Start of Dataset records

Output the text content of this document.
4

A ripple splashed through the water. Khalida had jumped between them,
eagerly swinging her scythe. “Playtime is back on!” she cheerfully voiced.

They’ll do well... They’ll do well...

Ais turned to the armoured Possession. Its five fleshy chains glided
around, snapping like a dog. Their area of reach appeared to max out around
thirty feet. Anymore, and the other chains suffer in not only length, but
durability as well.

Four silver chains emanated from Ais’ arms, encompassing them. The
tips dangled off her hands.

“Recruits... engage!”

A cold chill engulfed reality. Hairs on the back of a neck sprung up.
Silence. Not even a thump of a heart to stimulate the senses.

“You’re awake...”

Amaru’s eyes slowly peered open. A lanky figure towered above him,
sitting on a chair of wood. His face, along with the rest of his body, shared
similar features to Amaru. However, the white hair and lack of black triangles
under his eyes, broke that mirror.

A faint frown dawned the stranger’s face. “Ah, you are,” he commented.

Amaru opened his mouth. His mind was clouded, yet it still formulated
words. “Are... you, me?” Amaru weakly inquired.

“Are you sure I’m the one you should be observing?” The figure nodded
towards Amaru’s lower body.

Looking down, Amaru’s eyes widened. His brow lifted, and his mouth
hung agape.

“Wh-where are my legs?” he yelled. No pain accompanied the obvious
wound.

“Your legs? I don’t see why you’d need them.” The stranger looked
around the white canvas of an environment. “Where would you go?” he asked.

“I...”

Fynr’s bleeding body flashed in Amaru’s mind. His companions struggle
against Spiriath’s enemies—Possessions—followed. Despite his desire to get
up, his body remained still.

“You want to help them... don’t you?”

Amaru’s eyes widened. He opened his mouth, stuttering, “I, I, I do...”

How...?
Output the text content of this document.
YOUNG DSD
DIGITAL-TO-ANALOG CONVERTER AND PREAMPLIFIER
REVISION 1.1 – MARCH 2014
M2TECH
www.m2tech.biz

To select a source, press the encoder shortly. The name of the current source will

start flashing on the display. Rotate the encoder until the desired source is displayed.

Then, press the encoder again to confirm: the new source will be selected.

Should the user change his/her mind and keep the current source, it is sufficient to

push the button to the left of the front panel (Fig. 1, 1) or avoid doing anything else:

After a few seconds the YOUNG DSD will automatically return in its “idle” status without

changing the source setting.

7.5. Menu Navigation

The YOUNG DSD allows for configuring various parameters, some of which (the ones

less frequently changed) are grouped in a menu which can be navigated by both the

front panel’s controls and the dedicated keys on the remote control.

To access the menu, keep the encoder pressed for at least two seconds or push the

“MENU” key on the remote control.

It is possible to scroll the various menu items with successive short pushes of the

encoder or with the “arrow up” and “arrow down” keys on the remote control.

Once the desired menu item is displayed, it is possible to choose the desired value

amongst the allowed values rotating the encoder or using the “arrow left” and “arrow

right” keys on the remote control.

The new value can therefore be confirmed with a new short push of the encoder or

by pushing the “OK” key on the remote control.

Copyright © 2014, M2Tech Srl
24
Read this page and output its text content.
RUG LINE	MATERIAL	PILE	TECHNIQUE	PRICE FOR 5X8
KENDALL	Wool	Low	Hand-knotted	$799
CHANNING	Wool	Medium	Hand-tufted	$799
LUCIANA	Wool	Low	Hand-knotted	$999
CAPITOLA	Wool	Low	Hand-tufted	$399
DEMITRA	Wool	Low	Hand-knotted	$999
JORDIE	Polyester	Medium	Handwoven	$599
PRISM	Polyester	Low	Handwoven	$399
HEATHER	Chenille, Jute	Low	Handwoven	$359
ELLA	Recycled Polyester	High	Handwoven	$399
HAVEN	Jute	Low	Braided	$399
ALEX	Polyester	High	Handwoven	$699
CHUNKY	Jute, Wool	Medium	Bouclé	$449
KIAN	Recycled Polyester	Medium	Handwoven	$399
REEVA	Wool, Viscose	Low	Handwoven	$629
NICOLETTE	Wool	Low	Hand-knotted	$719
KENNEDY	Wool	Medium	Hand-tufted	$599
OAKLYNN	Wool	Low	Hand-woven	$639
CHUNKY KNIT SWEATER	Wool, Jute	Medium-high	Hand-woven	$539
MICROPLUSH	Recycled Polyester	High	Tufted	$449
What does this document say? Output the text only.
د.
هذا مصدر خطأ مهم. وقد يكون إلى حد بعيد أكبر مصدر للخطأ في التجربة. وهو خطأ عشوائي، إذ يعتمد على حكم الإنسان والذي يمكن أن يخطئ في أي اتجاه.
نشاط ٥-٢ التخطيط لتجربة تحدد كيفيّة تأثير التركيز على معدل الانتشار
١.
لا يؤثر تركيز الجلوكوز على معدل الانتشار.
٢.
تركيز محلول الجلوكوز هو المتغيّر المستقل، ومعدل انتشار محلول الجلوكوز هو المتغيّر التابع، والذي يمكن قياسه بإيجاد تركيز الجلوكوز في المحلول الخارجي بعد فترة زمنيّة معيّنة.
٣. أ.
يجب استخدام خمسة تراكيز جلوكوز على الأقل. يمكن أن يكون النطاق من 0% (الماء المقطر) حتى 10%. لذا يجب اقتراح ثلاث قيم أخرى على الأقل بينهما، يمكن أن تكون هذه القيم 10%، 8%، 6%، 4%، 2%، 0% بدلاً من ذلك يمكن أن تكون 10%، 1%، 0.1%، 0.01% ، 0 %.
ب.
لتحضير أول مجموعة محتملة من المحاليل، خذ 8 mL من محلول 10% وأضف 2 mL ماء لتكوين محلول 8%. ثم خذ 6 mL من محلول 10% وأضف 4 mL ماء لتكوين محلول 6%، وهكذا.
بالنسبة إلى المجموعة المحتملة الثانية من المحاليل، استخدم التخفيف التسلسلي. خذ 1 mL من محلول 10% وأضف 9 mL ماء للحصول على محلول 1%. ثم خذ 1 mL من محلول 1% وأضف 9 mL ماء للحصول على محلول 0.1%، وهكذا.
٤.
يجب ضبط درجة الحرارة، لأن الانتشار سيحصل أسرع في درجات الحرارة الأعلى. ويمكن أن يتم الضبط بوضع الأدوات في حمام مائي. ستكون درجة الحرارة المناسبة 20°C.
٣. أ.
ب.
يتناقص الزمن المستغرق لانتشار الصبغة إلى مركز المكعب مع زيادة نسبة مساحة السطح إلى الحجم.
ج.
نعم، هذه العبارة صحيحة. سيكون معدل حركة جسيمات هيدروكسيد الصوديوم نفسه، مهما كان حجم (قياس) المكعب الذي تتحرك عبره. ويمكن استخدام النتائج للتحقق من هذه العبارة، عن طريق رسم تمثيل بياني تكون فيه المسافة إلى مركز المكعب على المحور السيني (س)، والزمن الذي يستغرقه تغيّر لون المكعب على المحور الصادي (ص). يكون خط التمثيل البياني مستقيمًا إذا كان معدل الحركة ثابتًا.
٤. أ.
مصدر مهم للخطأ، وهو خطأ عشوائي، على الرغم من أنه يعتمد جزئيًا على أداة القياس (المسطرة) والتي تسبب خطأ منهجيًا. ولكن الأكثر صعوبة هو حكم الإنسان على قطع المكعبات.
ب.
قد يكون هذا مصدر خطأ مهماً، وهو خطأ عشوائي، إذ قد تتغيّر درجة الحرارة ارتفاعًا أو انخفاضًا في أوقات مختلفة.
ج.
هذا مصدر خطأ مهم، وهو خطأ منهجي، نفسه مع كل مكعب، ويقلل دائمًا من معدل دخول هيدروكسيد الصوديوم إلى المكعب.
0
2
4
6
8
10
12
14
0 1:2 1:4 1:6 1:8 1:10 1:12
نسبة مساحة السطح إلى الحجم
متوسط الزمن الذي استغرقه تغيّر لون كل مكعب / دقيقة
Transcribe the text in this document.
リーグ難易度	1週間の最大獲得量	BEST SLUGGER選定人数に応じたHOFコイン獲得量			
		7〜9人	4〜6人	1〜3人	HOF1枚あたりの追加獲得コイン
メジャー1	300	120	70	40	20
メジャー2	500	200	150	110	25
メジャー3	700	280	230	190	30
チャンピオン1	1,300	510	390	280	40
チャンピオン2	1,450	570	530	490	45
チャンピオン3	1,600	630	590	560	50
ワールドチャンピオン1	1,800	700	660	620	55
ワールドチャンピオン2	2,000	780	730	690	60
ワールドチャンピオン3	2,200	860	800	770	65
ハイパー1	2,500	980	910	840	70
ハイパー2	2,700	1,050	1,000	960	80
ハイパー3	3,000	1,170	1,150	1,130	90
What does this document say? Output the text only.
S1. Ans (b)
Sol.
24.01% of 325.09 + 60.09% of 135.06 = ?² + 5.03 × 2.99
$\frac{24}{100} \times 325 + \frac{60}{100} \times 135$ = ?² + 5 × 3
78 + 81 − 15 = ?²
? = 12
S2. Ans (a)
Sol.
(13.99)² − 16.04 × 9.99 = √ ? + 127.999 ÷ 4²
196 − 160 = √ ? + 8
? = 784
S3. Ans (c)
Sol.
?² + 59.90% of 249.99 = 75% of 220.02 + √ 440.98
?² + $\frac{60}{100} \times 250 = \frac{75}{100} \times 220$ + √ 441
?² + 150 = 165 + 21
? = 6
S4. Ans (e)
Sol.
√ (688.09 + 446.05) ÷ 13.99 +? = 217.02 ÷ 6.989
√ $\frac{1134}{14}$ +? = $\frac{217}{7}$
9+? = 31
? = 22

End of Dataset records

Requirements: Gather all lines where the word "arrow" appears.

Expected output:
encoder or with the “arrow up” and “arrow down” keys on the remote control.
amongst the allowed values rotating the encoder or using the “arrow left” and “arrow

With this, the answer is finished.